§ Exercise instructions
Count the lines in the entries that contain the string "Configuración". State nothing but the number.

§ Collection entries

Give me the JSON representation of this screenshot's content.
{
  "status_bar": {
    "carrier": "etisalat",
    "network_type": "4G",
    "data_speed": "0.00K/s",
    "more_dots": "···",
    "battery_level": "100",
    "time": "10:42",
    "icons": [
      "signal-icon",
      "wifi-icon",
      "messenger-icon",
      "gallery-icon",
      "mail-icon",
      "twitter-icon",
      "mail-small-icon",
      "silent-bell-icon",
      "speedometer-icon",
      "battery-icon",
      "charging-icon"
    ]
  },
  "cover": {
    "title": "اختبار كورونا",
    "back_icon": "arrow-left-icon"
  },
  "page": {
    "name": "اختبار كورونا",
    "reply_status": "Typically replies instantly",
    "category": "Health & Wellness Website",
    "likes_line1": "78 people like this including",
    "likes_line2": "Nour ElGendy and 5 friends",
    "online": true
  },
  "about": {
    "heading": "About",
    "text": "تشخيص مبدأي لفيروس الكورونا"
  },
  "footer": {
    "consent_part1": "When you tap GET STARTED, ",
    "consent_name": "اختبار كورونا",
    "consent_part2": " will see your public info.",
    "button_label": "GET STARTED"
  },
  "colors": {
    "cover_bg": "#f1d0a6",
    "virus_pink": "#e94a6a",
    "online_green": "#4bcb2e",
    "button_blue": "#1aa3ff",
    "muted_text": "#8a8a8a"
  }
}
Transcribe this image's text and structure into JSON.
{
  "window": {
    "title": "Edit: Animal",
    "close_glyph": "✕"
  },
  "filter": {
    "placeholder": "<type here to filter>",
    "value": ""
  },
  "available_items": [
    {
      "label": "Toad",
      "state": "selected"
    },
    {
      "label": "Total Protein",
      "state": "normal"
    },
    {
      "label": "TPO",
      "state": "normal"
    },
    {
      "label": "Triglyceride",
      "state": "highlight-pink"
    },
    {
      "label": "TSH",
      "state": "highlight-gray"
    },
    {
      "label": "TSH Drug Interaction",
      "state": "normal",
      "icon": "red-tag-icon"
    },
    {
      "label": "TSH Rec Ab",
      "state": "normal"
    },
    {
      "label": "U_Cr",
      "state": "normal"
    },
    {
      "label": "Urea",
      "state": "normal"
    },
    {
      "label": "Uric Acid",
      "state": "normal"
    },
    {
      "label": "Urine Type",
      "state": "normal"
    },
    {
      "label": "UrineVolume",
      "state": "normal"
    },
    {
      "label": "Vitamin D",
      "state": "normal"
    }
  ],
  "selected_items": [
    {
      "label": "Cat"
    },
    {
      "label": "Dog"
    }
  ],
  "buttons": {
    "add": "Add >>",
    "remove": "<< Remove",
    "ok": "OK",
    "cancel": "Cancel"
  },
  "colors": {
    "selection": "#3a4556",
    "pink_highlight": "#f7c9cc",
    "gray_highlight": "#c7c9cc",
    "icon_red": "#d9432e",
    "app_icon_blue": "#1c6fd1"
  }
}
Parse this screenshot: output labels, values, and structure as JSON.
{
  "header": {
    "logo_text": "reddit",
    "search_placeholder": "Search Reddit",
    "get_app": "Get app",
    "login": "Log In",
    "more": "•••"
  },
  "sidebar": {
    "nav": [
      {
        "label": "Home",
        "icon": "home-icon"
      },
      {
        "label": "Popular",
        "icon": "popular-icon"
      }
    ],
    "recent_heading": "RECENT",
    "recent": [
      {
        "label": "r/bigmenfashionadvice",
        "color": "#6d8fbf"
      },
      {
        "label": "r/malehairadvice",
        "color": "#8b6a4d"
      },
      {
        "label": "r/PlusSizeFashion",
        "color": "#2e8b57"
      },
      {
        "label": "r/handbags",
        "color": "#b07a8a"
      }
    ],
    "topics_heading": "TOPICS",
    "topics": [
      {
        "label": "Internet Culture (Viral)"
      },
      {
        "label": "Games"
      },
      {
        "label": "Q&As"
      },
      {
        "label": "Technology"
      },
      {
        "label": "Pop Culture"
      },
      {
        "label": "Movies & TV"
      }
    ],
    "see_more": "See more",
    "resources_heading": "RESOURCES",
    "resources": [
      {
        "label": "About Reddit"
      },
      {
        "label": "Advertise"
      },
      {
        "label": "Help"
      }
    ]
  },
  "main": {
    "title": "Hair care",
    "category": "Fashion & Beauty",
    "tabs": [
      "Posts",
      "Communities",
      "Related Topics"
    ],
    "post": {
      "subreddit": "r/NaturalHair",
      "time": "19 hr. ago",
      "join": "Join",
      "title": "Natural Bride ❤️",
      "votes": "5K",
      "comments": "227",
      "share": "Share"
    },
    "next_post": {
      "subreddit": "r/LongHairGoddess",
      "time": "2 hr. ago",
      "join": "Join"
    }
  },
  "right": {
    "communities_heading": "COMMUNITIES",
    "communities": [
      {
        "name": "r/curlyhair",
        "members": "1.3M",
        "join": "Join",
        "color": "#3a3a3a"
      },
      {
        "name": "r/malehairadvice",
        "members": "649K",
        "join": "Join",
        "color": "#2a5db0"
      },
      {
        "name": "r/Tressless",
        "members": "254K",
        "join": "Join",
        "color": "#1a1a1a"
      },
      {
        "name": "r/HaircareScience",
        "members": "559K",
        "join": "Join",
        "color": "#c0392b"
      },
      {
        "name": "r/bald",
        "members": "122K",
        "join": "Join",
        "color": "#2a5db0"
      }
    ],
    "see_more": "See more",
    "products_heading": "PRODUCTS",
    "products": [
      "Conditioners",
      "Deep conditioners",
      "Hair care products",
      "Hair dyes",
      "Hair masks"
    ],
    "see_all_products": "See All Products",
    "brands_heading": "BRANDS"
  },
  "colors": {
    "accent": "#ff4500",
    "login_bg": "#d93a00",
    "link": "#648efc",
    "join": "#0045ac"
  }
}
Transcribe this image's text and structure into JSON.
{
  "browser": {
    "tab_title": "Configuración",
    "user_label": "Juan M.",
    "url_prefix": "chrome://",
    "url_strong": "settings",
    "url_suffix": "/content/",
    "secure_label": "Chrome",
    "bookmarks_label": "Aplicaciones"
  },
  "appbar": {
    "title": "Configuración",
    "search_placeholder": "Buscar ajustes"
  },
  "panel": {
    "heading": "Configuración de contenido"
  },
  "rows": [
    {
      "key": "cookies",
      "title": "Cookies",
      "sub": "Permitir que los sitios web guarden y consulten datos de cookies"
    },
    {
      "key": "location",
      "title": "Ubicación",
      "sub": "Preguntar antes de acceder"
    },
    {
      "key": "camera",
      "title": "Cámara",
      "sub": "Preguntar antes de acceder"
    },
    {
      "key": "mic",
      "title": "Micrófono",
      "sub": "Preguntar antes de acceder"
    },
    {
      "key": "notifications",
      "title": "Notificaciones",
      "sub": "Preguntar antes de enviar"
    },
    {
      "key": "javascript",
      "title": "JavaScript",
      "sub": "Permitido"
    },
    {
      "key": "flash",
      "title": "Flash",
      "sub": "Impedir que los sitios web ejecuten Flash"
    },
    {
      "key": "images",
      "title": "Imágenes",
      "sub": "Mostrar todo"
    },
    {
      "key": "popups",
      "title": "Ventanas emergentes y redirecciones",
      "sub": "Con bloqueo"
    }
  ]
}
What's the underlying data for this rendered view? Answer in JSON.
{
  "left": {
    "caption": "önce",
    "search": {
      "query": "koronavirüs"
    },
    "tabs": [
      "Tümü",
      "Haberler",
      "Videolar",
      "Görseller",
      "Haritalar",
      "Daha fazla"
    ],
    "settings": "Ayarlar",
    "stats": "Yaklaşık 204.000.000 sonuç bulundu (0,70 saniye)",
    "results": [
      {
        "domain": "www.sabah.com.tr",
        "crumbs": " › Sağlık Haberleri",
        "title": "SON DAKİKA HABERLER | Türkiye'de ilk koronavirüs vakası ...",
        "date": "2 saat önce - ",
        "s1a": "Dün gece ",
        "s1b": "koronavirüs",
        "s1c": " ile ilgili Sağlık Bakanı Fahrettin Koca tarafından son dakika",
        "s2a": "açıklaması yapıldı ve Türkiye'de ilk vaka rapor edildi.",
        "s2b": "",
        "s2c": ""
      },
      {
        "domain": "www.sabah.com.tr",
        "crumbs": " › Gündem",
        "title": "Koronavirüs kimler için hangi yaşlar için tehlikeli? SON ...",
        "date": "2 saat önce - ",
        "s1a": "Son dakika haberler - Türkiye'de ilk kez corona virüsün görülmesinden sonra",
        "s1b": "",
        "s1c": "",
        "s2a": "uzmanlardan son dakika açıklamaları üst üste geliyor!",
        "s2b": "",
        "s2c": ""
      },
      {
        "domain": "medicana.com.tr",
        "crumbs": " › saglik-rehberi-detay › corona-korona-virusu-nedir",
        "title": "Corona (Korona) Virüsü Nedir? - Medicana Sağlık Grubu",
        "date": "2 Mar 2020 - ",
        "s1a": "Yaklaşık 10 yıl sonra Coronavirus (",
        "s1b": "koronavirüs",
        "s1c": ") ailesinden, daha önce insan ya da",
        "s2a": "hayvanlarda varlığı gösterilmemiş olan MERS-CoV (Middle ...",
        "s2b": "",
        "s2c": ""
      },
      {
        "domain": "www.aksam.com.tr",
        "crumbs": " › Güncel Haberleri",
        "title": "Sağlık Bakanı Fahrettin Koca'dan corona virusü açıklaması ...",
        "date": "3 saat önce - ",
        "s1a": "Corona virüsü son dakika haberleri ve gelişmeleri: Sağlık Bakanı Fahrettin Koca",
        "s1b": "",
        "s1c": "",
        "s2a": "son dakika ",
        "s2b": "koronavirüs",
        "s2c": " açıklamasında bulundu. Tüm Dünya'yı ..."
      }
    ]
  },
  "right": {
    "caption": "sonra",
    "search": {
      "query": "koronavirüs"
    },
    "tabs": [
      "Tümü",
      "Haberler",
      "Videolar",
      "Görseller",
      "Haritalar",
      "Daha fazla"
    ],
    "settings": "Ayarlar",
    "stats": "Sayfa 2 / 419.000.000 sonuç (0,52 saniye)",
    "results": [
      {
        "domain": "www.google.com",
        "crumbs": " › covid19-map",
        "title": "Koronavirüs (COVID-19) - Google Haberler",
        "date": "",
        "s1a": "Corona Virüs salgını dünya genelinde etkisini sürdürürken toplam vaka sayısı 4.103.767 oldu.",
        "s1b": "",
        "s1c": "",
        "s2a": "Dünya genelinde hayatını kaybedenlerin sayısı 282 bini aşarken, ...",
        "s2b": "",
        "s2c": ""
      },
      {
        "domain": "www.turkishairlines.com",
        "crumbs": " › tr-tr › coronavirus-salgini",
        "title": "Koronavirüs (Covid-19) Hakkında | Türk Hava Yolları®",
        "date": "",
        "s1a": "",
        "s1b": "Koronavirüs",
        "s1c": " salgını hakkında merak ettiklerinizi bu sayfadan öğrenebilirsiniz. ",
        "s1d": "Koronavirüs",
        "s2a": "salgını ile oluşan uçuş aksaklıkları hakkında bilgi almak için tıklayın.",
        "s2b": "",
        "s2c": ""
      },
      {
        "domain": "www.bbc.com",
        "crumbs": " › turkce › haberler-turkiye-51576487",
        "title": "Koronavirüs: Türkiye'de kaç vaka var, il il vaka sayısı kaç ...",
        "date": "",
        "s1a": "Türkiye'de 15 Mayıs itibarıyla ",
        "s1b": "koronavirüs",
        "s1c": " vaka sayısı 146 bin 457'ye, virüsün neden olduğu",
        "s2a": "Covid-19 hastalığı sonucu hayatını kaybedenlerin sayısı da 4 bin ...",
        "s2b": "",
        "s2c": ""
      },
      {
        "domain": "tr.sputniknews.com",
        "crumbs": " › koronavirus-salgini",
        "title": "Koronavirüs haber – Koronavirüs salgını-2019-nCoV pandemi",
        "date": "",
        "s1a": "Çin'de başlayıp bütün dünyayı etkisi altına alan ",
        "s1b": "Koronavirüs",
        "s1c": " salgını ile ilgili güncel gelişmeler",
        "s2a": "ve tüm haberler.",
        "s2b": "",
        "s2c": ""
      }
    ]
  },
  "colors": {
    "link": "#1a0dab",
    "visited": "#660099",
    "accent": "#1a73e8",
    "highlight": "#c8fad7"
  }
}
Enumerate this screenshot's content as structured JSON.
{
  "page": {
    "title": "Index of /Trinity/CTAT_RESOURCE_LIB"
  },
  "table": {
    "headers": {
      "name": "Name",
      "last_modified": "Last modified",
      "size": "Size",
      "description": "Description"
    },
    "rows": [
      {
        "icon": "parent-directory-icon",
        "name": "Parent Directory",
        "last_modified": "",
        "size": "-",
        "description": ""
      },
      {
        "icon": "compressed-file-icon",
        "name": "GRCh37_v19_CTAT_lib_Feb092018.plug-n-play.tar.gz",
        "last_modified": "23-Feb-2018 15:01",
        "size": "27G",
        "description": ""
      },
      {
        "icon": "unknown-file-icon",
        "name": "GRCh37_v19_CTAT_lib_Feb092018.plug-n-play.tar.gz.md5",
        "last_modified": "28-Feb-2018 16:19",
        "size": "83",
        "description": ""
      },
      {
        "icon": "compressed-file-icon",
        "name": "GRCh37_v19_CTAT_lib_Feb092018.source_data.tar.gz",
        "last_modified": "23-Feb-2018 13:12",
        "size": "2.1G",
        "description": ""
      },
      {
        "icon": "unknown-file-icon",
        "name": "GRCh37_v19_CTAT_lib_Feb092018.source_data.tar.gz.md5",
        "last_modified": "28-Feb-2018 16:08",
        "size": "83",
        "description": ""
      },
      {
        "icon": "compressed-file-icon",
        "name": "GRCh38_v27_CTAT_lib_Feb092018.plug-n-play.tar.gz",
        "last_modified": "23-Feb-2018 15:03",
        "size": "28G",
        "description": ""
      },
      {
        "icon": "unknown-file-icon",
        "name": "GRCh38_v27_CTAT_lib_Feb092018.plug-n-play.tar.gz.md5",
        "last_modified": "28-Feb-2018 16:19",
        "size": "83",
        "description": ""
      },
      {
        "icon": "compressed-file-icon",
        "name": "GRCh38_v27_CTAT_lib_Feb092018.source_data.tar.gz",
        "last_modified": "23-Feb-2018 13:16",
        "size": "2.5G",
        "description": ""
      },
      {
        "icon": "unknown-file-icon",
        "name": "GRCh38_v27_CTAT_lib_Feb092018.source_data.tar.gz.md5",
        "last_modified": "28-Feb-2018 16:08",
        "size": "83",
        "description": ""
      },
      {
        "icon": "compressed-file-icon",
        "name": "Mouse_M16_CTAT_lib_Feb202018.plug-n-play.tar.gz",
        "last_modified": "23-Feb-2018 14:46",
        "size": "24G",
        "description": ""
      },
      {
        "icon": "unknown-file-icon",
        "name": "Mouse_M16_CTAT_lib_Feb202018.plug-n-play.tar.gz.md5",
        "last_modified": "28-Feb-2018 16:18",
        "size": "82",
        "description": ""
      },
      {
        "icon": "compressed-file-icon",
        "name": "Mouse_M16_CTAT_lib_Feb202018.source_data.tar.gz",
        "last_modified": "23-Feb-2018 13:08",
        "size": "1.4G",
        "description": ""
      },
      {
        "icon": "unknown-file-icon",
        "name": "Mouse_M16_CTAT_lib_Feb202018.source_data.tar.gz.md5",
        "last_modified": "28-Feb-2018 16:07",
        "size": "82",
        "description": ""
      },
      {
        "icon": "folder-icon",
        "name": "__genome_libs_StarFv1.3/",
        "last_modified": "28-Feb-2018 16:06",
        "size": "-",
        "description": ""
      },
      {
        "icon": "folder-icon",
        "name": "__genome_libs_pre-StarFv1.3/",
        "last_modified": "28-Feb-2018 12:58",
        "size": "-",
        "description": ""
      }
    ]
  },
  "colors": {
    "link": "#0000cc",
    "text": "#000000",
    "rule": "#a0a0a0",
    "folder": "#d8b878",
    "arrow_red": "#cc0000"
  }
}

§ Response area
3